**GOAL**
Check each line below for the word "JSON", and copy those that have it.

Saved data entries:
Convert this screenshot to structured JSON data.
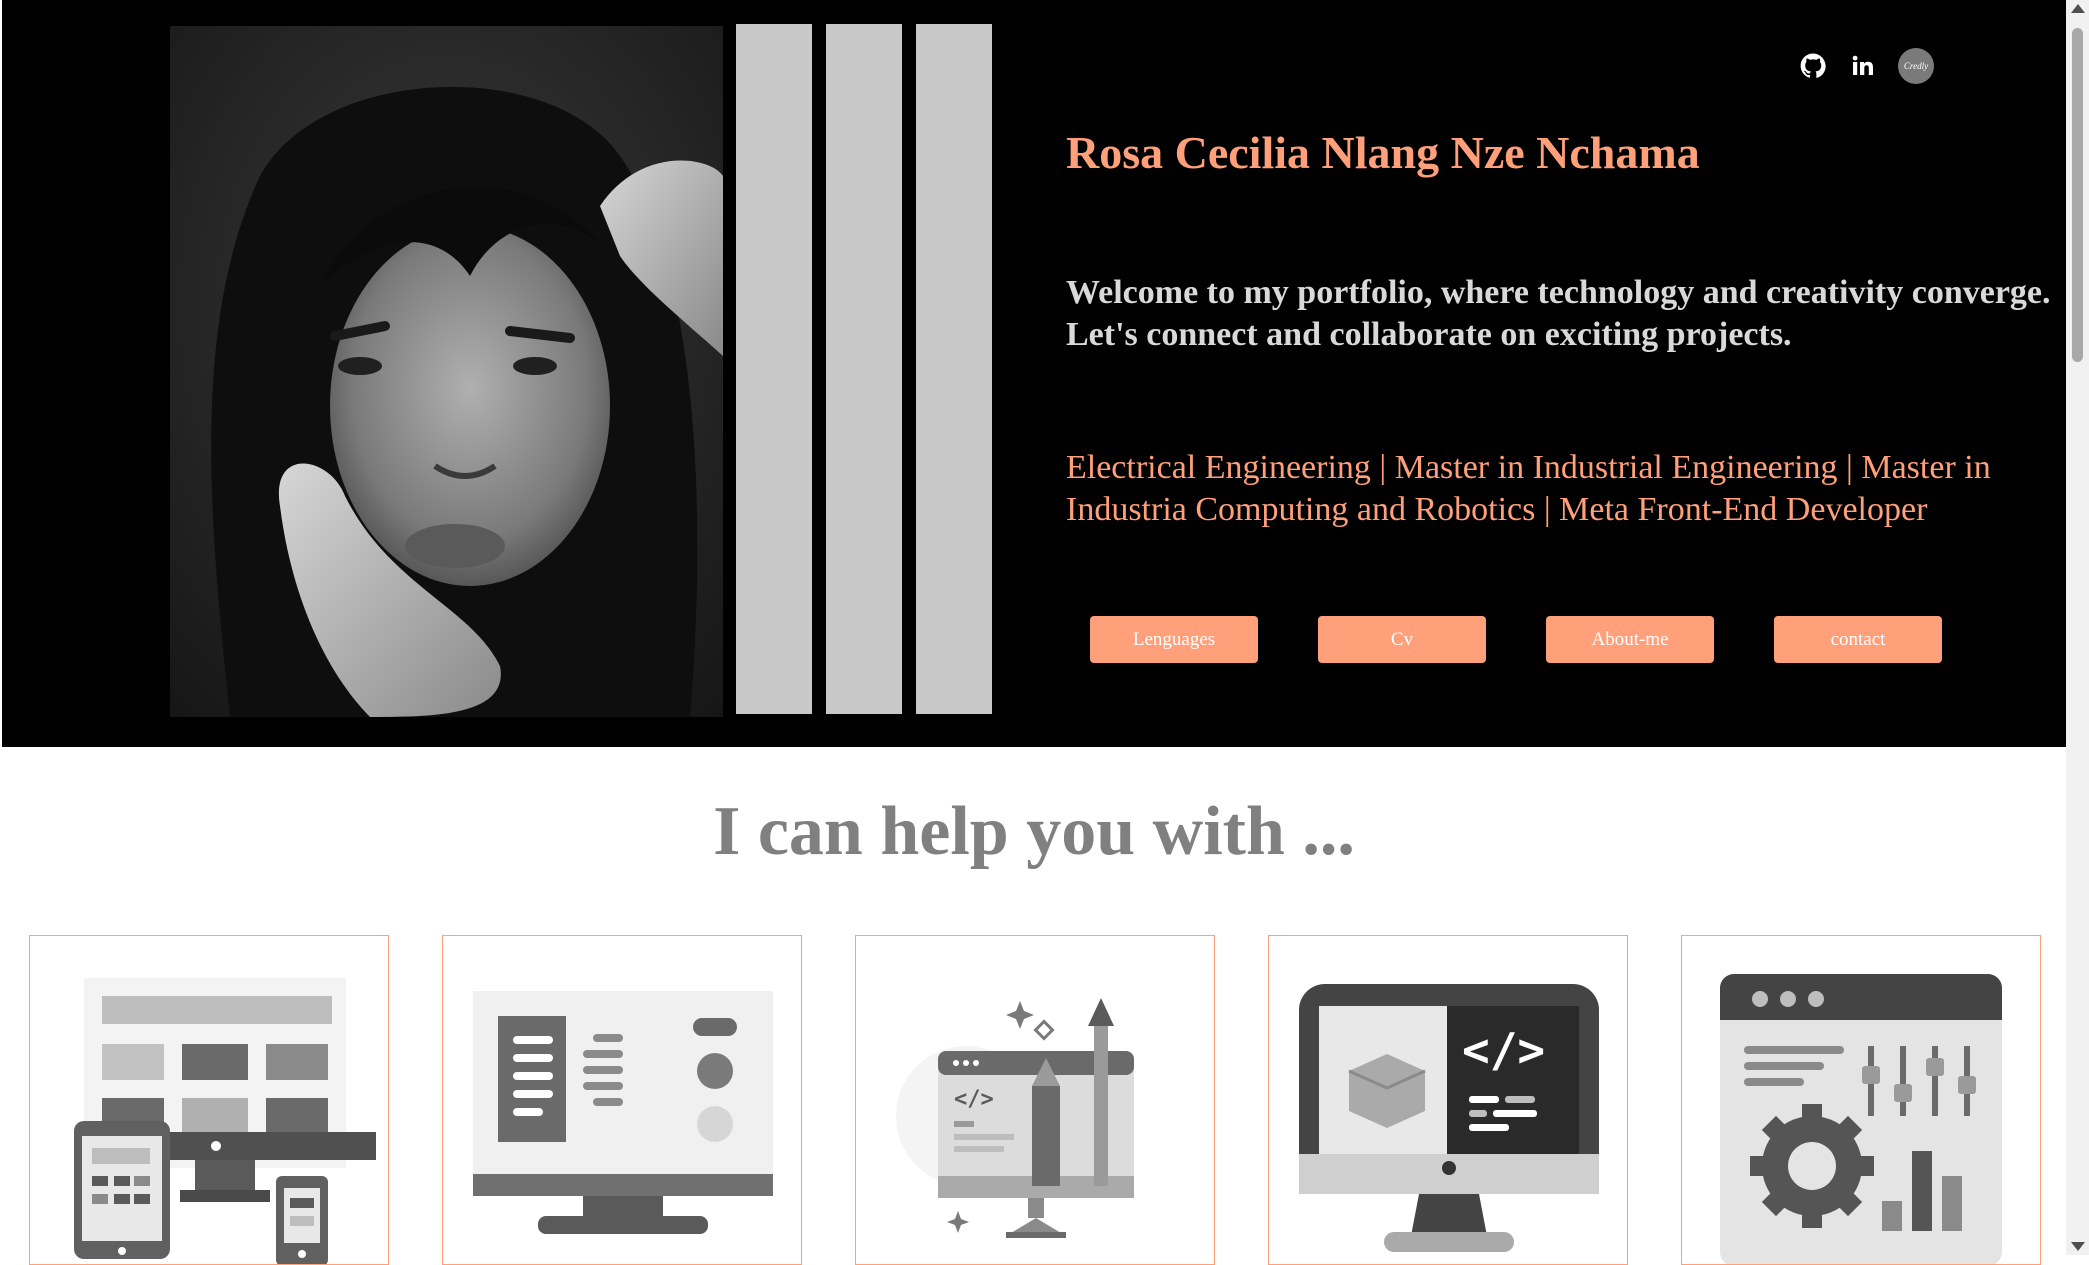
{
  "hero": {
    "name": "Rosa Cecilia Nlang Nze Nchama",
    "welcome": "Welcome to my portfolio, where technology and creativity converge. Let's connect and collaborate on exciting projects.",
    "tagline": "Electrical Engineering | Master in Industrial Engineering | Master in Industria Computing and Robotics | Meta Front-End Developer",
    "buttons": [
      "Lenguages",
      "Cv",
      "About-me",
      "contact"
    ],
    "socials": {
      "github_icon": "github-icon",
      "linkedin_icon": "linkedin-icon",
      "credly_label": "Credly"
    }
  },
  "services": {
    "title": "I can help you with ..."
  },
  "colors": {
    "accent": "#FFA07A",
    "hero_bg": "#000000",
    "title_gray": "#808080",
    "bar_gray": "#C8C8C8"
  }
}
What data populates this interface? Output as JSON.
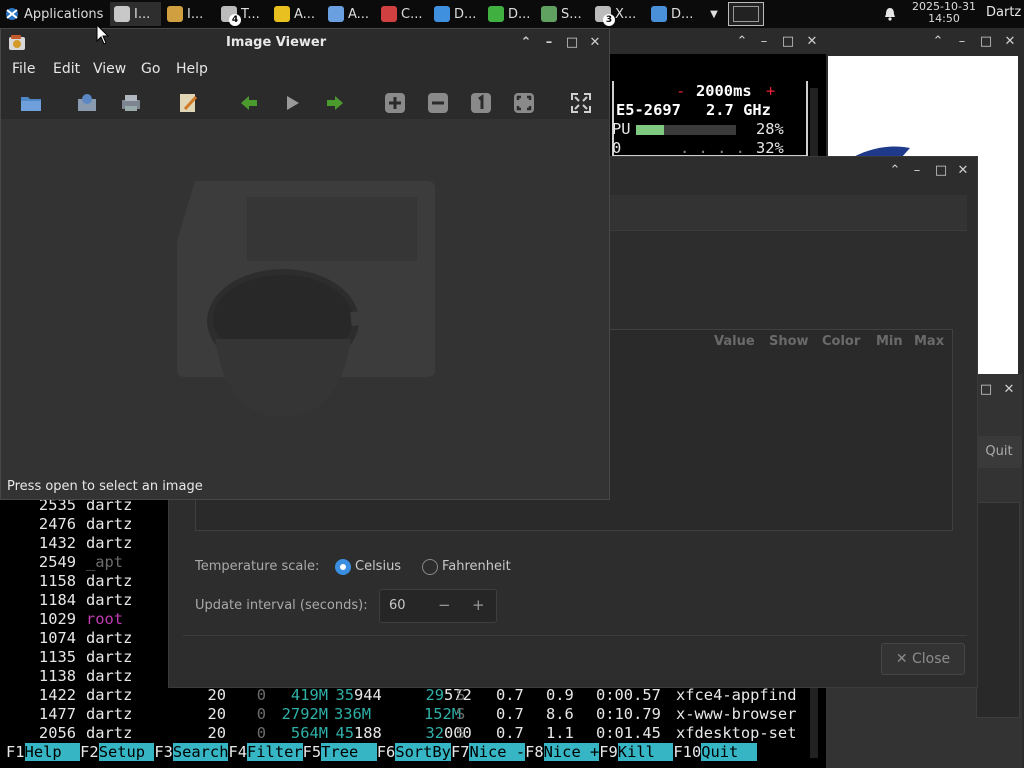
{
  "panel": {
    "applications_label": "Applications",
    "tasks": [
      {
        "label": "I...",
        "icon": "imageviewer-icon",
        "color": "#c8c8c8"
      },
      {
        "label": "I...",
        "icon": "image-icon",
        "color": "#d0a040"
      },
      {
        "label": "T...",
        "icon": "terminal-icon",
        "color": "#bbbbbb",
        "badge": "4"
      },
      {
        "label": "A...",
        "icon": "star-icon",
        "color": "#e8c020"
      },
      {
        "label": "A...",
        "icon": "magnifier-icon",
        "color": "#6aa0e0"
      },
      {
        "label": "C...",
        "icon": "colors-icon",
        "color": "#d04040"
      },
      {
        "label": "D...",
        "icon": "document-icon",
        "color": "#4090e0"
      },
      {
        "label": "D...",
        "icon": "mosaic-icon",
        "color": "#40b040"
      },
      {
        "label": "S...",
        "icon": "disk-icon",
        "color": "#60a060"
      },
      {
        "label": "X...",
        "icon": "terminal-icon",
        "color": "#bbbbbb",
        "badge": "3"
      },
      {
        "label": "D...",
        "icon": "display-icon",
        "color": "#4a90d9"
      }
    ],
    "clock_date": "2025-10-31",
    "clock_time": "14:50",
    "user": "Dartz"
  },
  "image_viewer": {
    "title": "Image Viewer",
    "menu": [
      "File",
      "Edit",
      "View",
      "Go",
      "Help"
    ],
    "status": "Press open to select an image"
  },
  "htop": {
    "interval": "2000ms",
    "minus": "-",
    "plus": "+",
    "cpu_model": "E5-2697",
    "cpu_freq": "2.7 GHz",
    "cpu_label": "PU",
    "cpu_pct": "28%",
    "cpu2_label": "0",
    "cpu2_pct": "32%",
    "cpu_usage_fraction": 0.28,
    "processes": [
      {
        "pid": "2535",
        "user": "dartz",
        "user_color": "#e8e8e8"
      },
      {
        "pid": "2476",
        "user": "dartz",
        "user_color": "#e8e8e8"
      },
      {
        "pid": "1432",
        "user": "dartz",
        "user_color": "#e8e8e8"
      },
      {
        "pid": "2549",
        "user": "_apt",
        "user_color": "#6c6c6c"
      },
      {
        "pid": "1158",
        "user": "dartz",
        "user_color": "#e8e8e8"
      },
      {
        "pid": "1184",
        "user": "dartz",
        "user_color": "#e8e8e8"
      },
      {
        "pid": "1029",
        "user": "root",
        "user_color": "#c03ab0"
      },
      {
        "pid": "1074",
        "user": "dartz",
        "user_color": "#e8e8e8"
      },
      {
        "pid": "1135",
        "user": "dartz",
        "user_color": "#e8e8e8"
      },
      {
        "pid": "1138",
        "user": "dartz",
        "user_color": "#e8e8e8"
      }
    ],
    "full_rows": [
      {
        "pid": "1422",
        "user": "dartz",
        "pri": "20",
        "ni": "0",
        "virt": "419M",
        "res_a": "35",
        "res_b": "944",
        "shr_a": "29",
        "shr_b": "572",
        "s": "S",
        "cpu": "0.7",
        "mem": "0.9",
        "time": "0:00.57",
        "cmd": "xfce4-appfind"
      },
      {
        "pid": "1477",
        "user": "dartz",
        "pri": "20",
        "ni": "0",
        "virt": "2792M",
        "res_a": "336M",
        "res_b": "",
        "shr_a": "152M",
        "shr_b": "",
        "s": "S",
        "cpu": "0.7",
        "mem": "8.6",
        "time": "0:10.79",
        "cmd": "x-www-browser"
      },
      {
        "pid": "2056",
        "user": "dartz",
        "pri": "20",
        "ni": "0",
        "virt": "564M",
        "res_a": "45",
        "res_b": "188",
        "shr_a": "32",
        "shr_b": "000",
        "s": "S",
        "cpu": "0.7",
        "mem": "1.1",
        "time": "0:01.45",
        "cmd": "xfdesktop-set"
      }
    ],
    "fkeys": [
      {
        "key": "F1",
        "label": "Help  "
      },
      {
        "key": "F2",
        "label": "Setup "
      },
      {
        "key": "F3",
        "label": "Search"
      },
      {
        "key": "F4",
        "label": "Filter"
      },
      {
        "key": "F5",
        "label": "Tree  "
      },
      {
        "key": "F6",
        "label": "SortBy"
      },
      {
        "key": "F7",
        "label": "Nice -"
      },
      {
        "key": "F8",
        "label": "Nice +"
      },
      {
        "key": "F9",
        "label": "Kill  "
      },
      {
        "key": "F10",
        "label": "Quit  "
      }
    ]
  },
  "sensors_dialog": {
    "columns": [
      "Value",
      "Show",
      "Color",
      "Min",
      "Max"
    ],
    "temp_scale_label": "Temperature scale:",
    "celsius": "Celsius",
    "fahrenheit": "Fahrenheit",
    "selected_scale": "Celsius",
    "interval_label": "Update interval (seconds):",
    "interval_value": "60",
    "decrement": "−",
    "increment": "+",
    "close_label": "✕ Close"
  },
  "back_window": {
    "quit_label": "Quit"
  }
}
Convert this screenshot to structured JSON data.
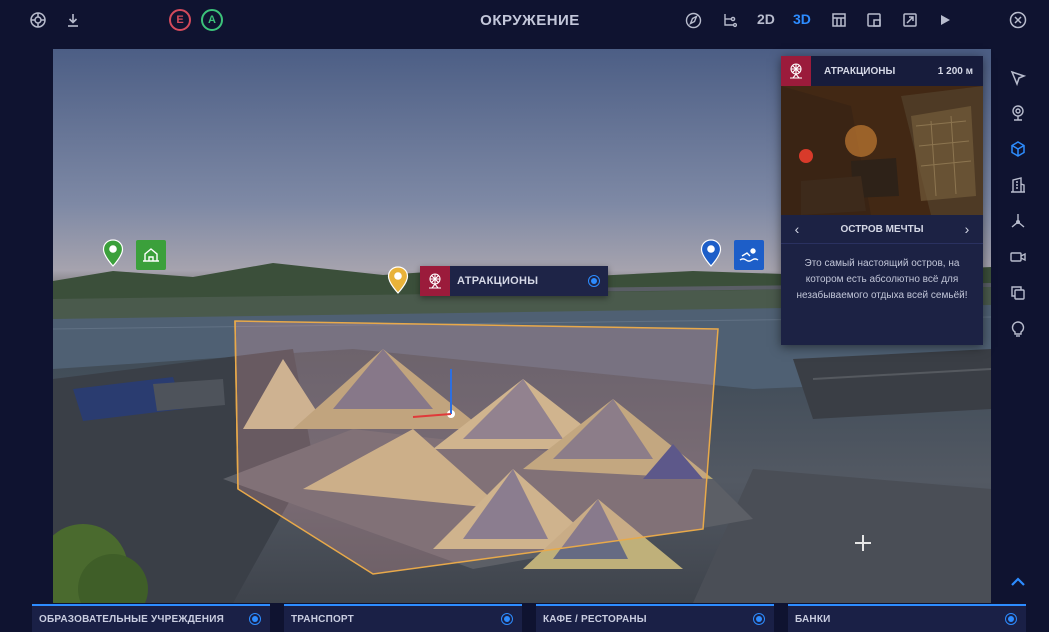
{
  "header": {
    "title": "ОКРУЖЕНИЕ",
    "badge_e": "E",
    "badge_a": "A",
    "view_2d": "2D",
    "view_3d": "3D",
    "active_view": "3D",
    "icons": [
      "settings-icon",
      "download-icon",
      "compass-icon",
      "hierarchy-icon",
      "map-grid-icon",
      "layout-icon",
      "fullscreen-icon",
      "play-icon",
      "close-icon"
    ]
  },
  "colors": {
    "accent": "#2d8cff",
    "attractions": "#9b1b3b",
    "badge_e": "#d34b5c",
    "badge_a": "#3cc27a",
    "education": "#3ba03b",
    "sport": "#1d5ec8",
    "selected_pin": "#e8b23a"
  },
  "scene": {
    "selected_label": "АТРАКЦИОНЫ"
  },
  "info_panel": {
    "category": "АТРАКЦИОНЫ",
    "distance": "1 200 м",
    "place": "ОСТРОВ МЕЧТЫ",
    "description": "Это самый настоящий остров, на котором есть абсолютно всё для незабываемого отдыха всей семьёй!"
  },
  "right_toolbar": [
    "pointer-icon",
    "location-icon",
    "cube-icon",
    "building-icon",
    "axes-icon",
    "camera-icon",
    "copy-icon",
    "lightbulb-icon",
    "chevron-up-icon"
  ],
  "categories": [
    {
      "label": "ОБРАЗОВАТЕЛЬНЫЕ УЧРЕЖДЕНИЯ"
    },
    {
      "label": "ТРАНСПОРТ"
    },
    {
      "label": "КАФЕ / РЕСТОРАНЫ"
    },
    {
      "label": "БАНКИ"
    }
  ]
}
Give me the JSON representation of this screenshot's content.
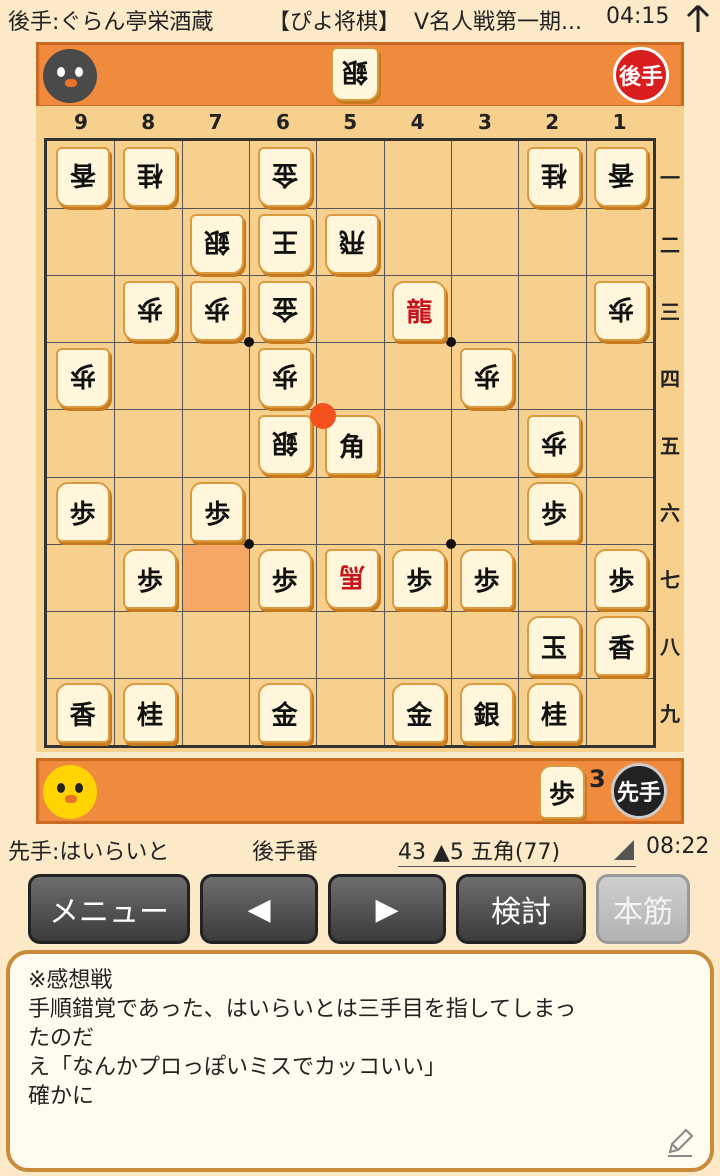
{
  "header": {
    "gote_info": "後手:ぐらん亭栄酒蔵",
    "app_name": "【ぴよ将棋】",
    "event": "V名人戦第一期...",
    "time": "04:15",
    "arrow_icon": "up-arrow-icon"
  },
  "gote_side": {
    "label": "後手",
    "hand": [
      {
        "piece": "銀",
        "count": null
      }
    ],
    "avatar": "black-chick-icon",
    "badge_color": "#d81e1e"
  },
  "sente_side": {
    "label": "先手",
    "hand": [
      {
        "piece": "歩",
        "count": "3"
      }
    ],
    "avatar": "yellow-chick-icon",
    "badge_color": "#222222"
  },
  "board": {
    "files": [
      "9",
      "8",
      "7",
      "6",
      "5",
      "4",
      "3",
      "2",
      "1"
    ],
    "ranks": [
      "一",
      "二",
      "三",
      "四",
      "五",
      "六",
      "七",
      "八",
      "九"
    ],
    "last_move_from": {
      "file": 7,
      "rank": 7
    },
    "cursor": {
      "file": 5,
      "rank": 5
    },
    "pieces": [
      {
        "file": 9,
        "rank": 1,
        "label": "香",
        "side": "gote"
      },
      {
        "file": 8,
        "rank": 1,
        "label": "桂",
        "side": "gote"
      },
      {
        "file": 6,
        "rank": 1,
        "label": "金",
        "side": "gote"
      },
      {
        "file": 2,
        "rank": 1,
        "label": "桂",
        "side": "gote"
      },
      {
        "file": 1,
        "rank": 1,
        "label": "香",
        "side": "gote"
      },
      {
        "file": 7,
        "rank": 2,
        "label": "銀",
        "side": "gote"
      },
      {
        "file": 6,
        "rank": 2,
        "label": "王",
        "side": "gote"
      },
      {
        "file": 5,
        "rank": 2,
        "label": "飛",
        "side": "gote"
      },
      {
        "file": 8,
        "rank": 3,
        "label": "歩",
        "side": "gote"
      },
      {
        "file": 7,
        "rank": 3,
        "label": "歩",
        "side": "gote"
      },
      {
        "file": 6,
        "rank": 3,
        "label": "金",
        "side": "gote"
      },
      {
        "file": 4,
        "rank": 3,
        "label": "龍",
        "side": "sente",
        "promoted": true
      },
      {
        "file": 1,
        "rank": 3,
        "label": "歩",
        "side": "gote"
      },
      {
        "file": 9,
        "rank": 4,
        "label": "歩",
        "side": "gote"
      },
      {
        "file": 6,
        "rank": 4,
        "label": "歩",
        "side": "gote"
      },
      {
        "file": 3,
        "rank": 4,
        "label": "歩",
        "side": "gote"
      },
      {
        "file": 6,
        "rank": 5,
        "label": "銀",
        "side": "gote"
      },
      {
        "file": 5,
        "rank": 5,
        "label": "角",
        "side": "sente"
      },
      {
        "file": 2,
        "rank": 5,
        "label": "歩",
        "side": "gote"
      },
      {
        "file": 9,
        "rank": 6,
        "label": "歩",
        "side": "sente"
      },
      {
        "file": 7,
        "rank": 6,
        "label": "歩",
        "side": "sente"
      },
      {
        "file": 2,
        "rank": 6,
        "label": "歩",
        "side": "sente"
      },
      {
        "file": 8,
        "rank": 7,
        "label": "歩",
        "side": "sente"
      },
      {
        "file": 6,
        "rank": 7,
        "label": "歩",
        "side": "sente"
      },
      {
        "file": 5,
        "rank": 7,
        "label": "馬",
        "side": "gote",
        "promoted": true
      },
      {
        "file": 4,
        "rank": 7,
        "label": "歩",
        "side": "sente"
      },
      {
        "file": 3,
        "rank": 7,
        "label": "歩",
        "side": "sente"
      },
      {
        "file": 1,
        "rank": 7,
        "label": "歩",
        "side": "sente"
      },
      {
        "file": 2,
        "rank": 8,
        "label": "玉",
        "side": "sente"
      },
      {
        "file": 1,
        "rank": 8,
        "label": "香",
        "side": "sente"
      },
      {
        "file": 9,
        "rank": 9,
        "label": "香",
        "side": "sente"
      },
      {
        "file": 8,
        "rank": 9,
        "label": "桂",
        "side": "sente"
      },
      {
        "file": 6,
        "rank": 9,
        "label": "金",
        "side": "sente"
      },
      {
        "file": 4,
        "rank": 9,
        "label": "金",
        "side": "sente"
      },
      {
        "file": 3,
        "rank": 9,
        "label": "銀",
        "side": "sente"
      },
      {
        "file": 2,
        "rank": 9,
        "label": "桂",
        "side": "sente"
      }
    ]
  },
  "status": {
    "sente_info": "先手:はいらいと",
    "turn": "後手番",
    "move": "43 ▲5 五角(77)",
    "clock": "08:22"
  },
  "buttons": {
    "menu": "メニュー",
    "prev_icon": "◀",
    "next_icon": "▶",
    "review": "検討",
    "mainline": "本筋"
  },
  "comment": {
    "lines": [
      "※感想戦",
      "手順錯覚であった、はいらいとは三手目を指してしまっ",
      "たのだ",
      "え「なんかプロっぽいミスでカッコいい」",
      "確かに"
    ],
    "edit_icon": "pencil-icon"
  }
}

**THE COMPLETED TASK**
Convert this screenshot to structured JSON data.
What data populates this interface? Output as JSON.
Convert this screenshot to structured JSON data.
Give me the JSON representation of this screenshot's content.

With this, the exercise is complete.